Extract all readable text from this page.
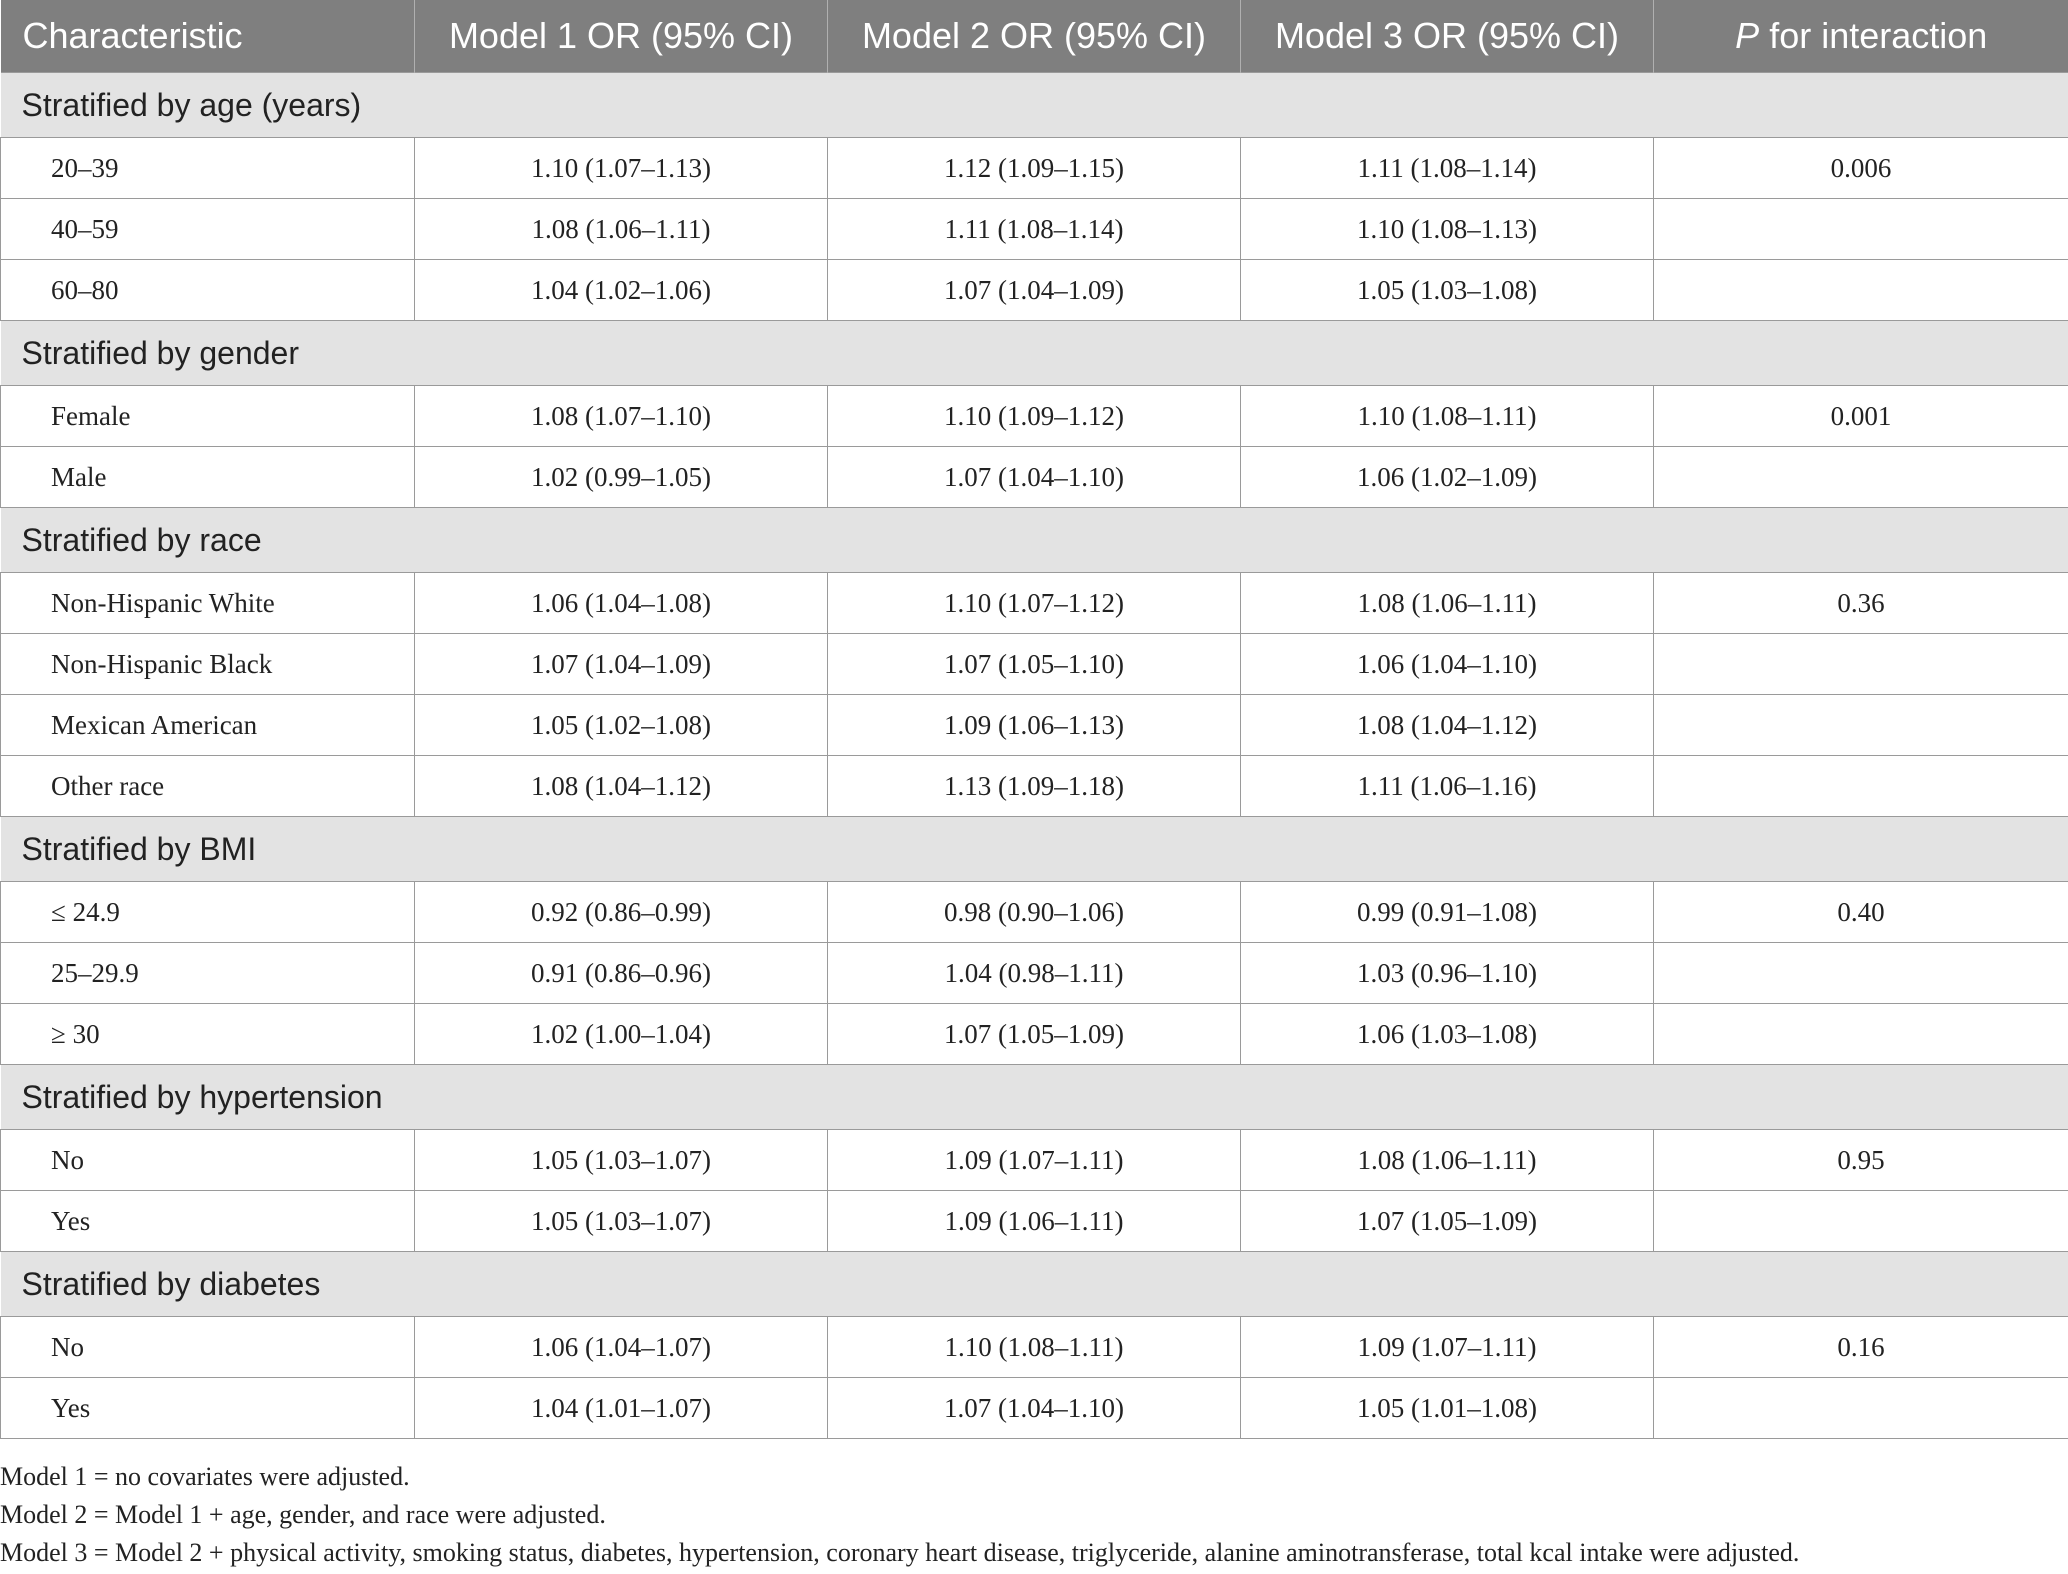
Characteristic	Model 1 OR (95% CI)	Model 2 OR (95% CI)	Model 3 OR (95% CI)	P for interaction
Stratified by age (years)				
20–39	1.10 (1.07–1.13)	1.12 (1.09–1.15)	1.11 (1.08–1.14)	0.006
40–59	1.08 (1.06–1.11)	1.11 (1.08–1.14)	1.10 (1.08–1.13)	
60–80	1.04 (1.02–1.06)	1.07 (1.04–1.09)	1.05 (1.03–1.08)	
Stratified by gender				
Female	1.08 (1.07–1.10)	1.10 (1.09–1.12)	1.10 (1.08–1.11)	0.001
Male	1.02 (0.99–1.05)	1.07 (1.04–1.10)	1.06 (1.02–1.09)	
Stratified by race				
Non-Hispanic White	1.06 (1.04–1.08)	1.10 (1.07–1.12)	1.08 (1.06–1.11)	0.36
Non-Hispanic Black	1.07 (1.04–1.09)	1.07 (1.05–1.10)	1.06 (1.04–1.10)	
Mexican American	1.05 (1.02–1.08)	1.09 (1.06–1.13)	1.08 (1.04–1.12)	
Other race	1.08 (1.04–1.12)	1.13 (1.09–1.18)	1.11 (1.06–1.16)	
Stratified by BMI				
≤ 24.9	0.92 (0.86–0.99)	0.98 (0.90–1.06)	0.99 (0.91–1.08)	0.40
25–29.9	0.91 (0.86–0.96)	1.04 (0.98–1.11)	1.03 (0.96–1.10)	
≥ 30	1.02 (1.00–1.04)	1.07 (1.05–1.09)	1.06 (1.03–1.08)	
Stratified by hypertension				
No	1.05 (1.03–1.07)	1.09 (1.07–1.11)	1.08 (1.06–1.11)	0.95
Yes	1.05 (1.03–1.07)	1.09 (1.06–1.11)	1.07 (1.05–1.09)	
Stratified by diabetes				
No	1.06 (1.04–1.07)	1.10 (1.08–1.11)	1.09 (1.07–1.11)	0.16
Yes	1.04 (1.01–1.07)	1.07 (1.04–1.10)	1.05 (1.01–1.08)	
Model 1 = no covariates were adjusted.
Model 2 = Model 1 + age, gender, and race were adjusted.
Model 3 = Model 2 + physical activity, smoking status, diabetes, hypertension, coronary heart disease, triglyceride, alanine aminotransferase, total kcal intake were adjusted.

--

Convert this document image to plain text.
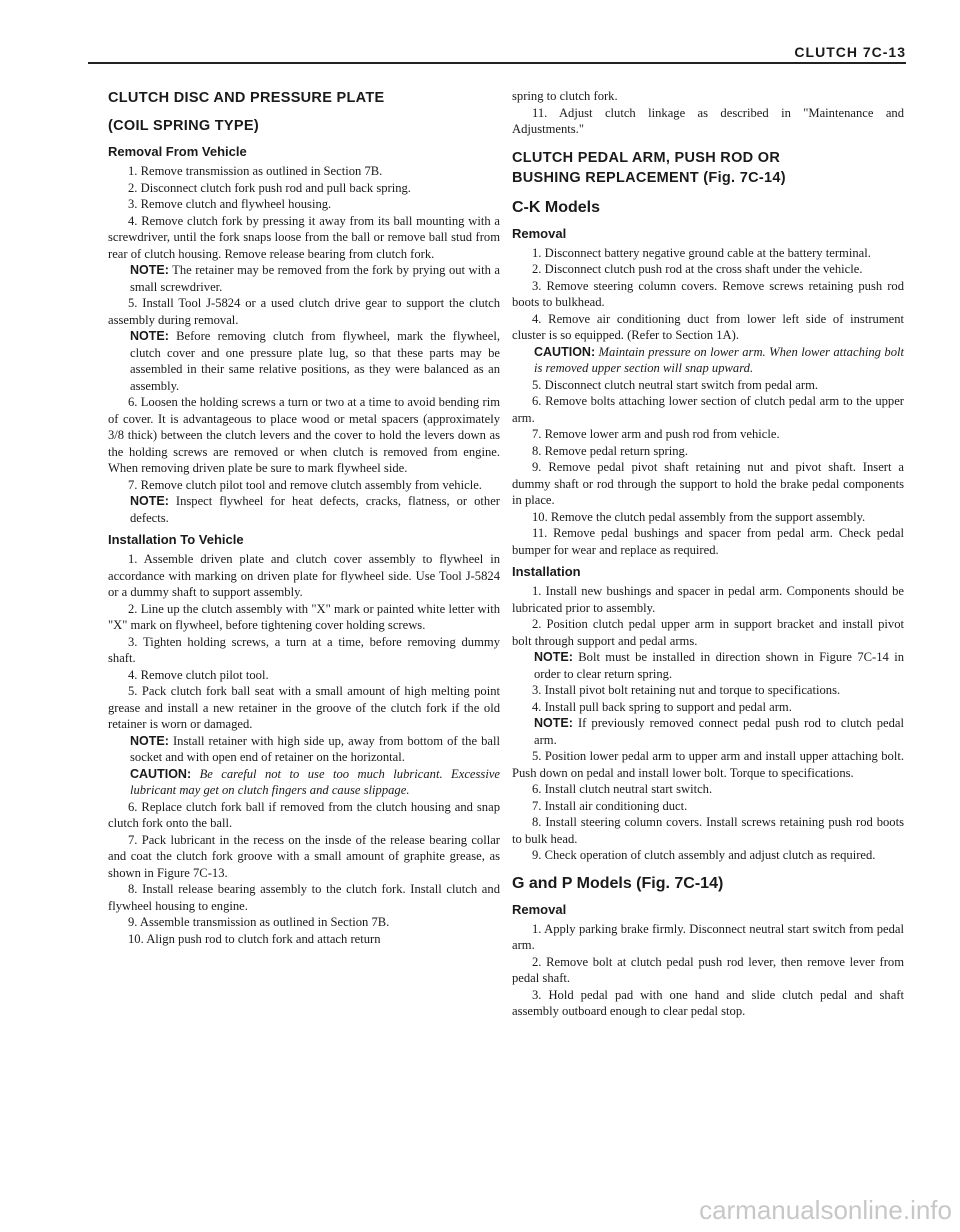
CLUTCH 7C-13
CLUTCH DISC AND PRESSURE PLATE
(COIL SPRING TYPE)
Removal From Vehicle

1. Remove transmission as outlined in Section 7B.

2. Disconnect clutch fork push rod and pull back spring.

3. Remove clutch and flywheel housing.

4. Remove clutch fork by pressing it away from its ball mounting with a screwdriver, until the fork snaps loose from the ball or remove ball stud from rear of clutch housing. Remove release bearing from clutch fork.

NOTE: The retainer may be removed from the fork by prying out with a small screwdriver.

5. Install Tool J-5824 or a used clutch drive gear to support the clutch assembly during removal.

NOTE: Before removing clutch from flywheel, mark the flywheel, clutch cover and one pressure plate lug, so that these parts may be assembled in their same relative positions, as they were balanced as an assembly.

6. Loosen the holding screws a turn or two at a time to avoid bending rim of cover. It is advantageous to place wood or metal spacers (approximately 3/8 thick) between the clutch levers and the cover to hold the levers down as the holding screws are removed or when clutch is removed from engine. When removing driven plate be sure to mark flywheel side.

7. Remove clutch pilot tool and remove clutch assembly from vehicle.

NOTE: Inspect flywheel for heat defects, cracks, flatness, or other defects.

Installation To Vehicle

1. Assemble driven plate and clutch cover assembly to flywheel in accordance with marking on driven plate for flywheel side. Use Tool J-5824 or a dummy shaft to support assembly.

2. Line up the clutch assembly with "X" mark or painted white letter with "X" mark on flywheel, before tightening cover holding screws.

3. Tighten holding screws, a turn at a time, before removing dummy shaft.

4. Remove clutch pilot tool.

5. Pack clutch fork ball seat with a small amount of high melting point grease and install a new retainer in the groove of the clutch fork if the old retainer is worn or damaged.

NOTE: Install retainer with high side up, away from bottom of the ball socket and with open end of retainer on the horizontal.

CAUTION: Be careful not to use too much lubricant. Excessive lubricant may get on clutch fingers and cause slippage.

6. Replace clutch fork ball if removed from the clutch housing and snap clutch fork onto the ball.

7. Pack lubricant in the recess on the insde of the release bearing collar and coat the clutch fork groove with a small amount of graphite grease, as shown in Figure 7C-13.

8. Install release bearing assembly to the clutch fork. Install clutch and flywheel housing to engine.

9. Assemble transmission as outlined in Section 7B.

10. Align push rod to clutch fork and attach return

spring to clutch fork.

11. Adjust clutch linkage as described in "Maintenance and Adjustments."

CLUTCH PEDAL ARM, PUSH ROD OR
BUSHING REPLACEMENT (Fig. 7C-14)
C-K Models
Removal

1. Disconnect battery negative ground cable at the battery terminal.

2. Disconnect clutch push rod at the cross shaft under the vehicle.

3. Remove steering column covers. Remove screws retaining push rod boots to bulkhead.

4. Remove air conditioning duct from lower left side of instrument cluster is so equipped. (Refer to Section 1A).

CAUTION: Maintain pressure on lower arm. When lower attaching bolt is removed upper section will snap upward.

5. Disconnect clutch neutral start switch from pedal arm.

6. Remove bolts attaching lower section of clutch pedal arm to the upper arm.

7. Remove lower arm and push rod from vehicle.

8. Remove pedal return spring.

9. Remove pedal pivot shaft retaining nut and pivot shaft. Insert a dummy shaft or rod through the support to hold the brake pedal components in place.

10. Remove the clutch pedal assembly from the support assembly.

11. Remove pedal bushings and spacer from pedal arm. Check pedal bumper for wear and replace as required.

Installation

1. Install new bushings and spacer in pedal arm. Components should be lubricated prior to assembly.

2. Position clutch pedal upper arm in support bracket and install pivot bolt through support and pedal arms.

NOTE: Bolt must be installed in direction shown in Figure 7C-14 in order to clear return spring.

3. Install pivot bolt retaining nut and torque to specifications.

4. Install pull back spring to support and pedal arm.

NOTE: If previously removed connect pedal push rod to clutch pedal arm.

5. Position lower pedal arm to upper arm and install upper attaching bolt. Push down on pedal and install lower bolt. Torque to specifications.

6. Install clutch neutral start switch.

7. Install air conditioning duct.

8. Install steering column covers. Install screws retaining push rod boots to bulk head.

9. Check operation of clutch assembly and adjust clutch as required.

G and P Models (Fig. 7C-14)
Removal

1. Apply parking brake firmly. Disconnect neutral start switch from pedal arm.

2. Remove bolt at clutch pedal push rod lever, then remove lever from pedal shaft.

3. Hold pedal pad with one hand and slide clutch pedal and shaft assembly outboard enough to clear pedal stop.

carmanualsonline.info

--

Short problem:
Give only the number of lines in the entries above that hold the string "neutral".

Task output:
3